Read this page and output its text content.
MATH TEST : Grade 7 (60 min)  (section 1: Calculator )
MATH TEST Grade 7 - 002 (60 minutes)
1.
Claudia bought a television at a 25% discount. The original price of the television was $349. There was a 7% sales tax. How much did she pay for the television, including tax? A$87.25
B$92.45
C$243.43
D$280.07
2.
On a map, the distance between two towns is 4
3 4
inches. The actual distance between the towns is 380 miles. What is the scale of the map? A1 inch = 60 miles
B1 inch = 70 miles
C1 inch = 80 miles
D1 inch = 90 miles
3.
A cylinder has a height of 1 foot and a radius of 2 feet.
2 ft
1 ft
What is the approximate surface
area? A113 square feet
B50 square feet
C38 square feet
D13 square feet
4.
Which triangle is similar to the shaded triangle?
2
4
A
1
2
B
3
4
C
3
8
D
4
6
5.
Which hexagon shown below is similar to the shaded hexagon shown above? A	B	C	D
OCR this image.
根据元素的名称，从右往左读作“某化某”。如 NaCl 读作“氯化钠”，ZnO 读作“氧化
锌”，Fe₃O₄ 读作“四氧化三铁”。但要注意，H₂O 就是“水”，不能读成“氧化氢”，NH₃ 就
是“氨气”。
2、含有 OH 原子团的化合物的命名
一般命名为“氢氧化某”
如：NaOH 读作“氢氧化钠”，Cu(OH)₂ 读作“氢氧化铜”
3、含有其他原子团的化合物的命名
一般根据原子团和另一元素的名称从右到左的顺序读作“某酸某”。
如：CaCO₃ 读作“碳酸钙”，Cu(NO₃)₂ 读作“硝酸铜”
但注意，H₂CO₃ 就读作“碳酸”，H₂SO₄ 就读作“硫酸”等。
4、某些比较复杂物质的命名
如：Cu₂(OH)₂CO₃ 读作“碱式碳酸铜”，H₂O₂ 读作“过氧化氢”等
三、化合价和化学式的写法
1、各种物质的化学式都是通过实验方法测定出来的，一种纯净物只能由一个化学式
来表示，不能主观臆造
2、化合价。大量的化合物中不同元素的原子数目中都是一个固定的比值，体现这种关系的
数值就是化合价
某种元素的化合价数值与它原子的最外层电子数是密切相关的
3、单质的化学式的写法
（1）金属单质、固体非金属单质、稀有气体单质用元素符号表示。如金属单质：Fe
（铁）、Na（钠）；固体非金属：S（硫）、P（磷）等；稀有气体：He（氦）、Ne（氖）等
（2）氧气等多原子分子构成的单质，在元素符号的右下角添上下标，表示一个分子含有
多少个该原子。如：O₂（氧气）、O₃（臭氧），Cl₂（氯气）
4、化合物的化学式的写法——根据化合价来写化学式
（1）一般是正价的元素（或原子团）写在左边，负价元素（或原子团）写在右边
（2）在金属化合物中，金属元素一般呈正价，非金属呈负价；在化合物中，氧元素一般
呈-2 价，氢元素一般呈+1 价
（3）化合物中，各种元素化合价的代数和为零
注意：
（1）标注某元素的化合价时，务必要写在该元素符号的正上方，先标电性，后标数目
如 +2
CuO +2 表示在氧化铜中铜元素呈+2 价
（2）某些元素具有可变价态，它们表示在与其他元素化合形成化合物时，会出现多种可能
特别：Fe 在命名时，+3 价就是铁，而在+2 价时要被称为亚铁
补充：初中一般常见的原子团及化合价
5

####################

Extract the complete listing verbatim.

Read this page and output its text content.
MATH TEST : Grade 7 (60 min)  (section 1: Calculator )
MATH TEST Grade 7 - 002 (60 minutes)
1.
Claudia bought a television at a 25% discount. The original price of the television was $349. There was a 7% sales tax. How much did she pay for the television, including tax? A$87.25
B$92.45
C$243.43
D$280.07
2.
On a map, the distance between two towns is 4
3 4
inches. The actual distance between the towns is 380 miles. What is the scale of the map? A1 inch = 60 miles
B1 inch = 70 miles
C1 inch = 80 miles
D1 inch = 90 miles
3.
A cylinder has a height of 1 foot and a radius of 2 feet.
2 ft
1 ft
What is the approximate surface
area? A113 square feet
B50 square feet
C38 square feet
D13 square feet
4.
Which triangle is similar to the shaded triangle?
2
4
A
1
2
B
3
4
C
3
8
D
4
6
5.
Which hexagon shown below is similar to the shaded hexagon shown above? A	B	C	D
OCR this image.
根据元素的名称，从右往左读作“某化某”。如 NaCl 读作“氯化钠”，ZnO 读作“氧化
锌”，Fe₃O₄ 读作“四氧化三铁”。但要注意，H₂O 就是“水”，不能读成“氧化氢”，NH₃ 就
是“氨气”。
2、含有 OH 原子团的化合物的命名
一般命名为“氢氧化某”
如：NaOH 读作“氢氧化钠”，Cu(OH)₂ 读作“氢氧化铜”
3、含有其他原子团的化合物的命名
一般根据原子团和另一元素的名称从右到左的顺序读作“某酸某”。
如：CaCO₃ 读作“碳酸钙”，Cu(NO₃)₂ 读作“硝酸铜”
但注意，H₂CO₃ 就读作“碳酸”，H₂SO₄ 就读作“硫酸”等。
4、某些比较复杂物质的命名
如：Cu₂(OH)₂CO₃ 读作“碱式碳酸铜”，H₂O₂ 读作“过氧化氢”等
三、化合价和化学式的写法
1、各种物质的化学式都是通过实验方法测定出来的，一种纯净物只能由一个化学式
来表示，不能主观臆造
2、化合价。大量的化合物中不同元素的原子数目中都是一个固定的比值，体现这种关系的
数值就是化合价
某种元素的化合价数值与它原子的最外层电子数是密切相关的
3、单质的化学式的写法
（1）金属单质、固体非金属单质、稀有气体单质用元素符号表示。如金属单质：Fe
（铁）、Na（钠）；固体非金属：S（硫）、P（磷）等；稀有气体：He（氦）、Ne（氖）等
（2）氧气等多原子分子构成的单质，在元素符号的右下角添上下标，表示一个分子含有
多少个该原子。如：O₂（氧气）、O₃（臭氧），Cl₂（氯气）
4、化合物的化学式的写法——根据化合价来写化学式
（1）一般是正价的元素（或原子团）写在左边，负价元素（或原子团）写在右边
（2）在金属化合物中，金属元素一般呈正价，非金属呈负价；在化合物中，氧元素一般
呈-2 价，氢元素一般呈+1 价
（3）化合物中，各种元素化合价的代数和为零
注意：
（1）标注某元素的化合价时，务必要写在该元素符号的正上方，先标电性，后标数目
如 +2
CuO +2 表示在氧化铜中铜元素呈+2 价
（2）某些元素具有可变价态，它们表示在与其他元素化合形成化合物时，会出现多种可能
特别：Fe 在命名时，+3 价就是铁，而在+2 价时要被称为亚铁
补充：初中一般常见的原子团及化合价
5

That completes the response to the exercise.